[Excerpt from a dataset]
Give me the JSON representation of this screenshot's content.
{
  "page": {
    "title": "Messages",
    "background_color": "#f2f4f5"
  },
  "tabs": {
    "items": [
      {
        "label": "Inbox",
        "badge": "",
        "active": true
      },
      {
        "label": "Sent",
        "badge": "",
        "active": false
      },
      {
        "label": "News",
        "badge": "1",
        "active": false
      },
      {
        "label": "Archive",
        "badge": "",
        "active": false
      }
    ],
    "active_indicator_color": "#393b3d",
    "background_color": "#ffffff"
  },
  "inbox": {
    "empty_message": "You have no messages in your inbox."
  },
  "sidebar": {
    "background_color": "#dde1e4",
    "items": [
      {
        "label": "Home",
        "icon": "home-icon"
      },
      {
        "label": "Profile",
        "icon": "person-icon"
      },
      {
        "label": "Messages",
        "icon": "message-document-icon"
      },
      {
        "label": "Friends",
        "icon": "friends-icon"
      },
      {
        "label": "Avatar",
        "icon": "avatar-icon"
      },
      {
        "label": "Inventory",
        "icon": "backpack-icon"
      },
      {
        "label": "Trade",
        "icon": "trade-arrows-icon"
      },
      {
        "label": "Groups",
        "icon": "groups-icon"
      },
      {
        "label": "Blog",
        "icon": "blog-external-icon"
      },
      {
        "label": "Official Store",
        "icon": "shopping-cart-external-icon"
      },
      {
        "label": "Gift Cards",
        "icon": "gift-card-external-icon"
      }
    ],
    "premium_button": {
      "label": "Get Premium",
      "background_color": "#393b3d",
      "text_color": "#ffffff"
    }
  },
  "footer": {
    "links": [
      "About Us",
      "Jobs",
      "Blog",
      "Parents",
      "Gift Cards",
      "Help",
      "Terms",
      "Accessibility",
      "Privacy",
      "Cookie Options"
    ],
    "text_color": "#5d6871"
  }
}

STATED GOAL — Reproduce the records word for word.

ANSWER FOR THIS EXERCISE —
Give me the JSON representation of this screenshot's content.
{
  "page": {
    "title": "Messages",
    "background_color": "#f2f4f5"
  },
  "tabs": {
    "items": [
      {
        "label": "Inbox",
        "badge": "",
        "active": true
      },
      {
        "label": "Sent",
        "badge": "",
        "active": false
      },
      {
        "label": "News",
        "badge": "1",
        "active": false
      },
      {
        "label": "Archive",
        "badge": "",
        "active": false
      }
    ],
    "active_indicator_color": "#393b3d",
    "background_color": "#ffffff"
  },
  "inbox": {
    "empty_message": "You have no messages in your inbox."
  },
  "sidebar": {
    "background_color": "#dde1e4",
    "items": [
      {
        "label": "Home",
        "icon": "home-icon"
      },
      {
        "label": "Profile",
        "icon": "person-icon"
      },
      {
        "label": "Messages",
        "icon": "message-document-icon"
      },
      {
        "label": "Friends",
        "icon": "friends-icon"
      },
      {
        "label": "Avatar",
        "icon": "avatar-icon"
      },
      {
        "label": "Inventory",
        "icon": "backpack-icon"
      },
      {
        "label": "Trade",
        "icon": "trade-arrows-icon"
      },
      {
        "label": "Groups",
        "icon": "groups-icon"
      },
      {
        "label": "Blog",
        "icon": "blog-external-icon"
      },
      {
        "label": "Official Store",
        "icon": "shopping-cart-external-icon"
      },
      {
        "label": "Gift Cards",
        "icon": "gift-card-external-icon"
      }
    ],
    "premium_button": {
      "label": "Get Premium",
      "background_color": "#393b3d",
      "text_color": "#ffffff"
    }
  },
  "footer": {
    "links": [
      "About Us",
      "Jobs",
      "Blog",
      "Parents",
      "Gift Cards",
      "Help",
      "Terms",
      "Accessibility",
      "Privacy",
      "Cookie Options"
    ],
    "text_color": "#5d6871"
  }
}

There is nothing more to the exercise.